● Task objective
State only how many lines contain the string "アメリカンホーム".

#### Data excerpts

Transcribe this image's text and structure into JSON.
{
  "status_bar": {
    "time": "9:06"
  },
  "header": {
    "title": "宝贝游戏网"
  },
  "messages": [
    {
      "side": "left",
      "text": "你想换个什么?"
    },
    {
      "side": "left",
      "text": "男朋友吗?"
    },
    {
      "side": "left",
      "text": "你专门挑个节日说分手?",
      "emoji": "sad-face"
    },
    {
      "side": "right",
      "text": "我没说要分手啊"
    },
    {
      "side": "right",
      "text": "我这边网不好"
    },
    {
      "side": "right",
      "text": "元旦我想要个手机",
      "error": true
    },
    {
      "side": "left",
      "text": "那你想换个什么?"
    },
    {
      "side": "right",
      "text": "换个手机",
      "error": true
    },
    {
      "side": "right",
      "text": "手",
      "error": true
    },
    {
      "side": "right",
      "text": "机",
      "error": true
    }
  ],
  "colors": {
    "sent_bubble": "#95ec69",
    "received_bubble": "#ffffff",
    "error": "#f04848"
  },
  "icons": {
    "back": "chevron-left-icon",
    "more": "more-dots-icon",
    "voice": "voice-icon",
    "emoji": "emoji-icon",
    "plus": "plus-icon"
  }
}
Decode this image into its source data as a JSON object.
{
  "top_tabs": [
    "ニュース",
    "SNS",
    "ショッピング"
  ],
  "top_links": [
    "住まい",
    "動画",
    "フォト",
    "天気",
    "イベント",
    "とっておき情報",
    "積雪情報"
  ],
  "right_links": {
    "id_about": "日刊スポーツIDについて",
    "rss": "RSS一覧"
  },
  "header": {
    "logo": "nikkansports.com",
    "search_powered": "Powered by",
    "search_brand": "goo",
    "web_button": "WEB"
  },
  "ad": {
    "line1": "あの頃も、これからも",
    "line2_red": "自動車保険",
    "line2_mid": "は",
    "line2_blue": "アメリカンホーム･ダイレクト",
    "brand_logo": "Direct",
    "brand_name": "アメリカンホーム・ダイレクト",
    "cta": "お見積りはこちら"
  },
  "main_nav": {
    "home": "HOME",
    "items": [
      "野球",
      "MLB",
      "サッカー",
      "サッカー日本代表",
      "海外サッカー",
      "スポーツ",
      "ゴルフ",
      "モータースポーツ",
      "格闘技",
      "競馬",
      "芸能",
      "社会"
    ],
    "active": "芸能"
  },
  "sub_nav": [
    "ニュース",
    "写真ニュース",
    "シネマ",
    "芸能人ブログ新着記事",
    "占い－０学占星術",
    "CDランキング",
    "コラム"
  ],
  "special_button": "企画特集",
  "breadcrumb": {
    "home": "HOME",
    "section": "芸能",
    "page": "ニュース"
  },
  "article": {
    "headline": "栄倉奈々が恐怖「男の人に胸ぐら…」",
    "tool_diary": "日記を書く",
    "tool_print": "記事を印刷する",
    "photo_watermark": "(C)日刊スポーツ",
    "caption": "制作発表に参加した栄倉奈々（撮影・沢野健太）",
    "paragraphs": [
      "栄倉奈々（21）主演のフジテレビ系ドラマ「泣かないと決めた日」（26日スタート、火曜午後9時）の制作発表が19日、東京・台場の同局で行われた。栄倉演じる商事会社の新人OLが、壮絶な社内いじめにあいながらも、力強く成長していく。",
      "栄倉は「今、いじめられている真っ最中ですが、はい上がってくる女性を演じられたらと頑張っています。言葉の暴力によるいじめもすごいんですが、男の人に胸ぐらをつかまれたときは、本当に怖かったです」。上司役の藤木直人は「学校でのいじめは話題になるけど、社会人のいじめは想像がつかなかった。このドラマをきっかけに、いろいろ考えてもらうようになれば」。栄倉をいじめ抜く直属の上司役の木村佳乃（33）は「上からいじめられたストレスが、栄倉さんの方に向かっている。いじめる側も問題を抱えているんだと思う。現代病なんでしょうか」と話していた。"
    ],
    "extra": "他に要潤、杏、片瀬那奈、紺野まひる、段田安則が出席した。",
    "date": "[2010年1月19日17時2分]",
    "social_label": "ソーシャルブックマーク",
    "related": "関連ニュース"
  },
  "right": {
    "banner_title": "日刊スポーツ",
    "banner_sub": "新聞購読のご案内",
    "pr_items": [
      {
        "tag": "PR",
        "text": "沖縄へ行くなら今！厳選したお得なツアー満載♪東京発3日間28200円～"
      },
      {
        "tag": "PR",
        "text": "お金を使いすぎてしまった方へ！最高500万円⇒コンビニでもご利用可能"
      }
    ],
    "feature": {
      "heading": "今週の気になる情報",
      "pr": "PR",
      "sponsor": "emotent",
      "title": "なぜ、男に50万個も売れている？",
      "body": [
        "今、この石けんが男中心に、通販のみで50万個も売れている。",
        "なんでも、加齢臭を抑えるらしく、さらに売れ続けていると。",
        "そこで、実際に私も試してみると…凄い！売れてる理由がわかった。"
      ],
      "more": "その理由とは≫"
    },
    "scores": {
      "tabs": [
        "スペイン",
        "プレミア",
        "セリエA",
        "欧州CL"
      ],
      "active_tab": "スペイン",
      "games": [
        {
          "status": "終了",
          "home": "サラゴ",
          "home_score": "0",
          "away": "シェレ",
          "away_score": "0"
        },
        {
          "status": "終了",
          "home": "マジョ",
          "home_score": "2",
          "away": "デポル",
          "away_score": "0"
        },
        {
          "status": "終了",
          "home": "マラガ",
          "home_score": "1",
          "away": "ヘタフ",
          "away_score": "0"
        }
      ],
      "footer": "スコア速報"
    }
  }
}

########

● The answer
2